- _Exercise requirements_
Look below. Copy each line that has "name" in it.

* Start Provided records *

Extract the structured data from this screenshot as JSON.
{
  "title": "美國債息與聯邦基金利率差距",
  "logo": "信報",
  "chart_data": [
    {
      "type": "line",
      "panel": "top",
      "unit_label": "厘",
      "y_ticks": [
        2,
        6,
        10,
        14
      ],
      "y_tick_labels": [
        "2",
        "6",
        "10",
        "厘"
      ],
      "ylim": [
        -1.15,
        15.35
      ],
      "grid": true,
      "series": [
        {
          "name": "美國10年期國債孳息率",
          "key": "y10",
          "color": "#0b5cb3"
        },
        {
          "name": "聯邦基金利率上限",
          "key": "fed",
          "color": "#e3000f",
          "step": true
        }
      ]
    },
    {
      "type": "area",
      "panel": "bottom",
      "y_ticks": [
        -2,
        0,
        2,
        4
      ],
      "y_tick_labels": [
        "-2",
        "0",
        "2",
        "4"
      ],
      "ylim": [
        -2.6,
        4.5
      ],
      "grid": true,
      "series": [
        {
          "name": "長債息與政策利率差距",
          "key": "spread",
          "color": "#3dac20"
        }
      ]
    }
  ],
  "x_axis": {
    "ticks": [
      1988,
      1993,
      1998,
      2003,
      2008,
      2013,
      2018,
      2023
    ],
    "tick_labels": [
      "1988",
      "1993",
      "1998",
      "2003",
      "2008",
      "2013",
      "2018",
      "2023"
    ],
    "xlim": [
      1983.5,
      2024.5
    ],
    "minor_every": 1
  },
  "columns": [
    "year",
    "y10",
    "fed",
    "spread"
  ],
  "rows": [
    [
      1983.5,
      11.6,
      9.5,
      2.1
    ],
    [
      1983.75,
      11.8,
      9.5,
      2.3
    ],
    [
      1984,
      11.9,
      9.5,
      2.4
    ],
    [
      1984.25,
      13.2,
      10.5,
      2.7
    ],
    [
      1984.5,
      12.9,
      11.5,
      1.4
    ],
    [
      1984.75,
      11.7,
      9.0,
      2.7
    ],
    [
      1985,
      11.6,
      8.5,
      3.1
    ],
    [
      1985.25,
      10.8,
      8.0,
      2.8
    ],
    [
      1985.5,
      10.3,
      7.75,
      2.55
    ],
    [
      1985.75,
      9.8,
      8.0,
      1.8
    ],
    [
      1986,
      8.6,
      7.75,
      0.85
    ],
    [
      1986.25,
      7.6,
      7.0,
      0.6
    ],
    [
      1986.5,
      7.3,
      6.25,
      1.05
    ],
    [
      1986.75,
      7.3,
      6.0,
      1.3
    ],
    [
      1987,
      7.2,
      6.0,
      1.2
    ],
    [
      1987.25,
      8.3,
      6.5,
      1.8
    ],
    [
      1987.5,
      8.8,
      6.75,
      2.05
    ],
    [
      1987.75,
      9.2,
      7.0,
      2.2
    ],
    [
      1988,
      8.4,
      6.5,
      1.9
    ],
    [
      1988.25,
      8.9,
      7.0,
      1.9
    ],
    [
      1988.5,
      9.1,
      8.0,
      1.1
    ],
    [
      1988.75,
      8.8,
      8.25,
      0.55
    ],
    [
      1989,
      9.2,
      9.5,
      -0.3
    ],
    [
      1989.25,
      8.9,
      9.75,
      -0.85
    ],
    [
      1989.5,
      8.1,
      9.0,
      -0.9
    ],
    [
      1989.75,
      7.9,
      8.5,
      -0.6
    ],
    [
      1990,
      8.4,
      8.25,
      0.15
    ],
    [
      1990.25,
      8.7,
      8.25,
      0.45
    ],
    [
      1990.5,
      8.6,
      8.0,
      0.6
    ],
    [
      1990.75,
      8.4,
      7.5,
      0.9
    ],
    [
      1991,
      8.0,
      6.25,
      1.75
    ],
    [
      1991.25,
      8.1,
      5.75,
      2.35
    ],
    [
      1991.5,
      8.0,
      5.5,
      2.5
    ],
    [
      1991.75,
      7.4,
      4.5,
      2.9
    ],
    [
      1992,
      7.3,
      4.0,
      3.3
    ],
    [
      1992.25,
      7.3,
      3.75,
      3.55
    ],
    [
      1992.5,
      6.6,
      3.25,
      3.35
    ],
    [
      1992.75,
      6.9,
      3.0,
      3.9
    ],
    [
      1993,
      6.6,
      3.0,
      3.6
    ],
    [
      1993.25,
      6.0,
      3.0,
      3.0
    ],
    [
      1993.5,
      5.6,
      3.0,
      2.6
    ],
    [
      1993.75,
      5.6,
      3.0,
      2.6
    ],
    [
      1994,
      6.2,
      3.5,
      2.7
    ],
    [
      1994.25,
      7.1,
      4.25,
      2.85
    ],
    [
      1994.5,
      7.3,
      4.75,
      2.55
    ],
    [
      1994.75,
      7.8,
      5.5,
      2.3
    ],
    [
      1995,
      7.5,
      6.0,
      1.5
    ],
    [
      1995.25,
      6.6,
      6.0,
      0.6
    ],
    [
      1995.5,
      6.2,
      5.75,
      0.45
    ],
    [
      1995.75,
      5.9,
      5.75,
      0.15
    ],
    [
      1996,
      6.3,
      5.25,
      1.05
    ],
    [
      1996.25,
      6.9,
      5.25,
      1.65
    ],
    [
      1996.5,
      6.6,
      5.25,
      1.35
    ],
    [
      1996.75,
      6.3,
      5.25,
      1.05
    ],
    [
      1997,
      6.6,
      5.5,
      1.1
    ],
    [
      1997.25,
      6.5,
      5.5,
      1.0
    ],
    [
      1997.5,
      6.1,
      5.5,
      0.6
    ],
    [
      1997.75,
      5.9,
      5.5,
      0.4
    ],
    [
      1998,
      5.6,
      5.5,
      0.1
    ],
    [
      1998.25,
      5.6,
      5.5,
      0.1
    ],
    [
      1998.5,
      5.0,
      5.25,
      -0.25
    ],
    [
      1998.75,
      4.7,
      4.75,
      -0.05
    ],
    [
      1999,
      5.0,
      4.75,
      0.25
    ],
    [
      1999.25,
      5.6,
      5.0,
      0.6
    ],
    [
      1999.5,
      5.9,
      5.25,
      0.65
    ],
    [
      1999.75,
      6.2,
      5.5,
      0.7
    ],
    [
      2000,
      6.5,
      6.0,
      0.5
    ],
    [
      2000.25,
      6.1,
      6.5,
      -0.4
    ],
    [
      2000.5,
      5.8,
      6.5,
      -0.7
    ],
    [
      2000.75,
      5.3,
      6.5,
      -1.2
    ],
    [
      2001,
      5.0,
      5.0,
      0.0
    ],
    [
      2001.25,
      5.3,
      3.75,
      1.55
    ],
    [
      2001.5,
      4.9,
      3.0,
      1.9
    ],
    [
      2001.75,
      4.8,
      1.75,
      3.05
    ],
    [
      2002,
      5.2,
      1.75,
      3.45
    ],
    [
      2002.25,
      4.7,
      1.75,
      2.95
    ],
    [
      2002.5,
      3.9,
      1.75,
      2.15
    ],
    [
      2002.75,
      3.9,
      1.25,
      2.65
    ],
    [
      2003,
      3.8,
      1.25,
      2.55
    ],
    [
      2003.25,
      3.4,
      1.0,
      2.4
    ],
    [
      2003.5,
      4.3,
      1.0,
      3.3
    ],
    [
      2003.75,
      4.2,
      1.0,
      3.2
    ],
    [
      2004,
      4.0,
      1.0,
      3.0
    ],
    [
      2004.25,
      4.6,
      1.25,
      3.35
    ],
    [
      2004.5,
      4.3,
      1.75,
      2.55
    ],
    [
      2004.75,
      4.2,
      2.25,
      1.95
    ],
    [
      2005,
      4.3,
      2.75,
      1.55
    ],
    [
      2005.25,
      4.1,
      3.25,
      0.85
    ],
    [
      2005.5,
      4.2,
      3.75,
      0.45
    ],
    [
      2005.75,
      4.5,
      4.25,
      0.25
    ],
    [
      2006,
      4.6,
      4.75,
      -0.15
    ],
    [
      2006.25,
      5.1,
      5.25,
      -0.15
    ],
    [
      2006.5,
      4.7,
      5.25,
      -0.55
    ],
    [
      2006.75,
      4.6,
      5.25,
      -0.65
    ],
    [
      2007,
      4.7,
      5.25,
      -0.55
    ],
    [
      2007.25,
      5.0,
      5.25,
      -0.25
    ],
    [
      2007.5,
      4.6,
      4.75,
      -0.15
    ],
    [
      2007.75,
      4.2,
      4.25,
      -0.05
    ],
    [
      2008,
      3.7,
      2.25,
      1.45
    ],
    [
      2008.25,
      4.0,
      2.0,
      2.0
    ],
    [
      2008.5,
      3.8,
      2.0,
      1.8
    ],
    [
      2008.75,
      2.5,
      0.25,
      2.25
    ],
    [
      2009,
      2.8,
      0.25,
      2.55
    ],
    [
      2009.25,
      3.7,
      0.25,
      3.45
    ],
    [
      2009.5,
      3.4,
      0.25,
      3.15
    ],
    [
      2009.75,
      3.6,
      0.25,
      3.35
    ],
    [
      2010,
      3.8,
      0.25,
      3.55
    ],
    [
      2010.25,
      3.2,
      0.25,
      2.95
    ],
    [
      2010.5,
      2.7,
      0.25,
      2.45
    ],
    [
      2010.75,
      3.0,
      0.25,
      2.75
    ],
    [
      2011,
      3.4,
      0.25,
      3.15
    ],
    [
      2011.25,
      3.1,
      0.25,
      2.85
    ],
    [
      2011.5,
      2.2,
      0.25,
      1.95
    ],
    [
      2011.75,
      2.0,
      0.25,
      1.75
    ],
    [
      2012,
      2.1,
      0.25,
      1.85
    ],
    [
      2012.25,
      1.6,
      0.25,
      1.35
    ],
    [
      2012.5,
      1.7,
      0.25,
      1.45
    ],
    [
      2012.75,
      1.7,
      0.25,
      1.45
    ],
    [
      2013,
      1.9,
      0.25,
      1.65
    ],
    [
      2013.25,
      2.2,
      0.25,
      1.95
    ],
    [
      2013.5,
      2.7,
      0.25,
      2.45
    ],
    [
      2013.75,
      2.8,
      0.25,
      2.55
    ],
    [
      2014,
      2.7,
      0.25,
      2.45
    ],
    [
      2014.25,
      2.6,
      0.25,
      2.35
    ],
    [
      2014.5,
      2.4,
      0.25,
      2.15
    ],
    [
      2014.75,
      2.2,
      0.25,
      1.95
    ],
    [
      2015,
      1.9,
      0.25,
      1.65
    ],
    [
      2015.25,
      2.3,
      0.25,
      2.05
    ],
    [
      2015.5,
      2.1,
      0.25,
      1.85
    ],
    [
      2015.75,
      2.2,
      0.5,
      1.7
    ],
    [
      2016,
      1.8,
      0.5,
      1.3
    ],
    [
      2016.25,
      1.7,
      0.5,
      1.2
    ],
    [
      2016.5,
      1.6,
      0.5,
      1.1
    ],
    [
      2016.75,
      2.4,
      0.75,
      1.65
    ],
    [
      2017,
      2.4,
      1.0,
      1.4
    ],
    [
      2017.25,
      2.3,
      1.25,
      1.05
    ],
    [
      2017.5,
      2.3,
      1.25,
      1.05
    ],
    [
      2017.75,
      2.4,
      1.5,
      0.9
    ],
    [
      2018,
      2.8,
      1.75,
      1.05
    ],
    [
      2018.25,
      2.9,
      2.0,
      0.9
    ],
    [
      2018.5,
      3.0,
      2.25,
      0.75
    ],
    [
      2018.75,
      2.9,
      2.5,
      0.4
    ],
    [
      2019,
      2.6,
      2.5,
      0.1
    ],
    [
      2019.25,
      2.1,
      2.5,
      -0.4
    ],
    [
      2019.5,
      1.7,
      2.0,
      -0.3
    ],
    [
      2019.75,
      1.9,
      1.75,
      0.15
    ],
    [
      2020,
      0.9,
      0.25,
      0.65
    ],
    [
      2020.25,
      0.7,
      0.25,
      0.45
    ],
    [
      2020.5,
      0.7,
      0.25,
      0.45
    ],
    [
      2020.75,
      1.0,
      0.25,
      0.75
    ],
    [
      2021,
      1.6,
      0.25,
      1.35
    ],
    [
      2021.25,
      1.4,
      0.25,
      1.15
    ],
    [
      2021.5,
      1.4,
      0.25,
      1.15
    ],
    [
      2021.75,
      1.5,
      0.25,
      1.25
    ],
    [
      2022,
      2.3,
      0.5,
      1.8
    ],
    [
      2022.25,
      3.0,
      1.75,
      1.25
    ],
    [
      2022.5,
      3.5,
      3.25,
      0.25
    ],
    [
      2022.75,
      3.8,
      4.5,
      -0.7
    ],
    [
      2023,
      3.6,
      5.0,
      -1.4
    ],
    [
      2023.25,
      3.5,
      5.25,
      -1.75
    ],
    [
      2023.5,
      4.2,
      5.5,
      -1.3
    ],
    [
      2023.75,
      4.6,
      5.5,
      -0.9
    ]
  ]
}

* End Provided records *

- _Solution below_
          "name": "美國10年期國債孳息率",
          "name": "聯邦基金利率上限",
          "name": "長債息與政策利率差距",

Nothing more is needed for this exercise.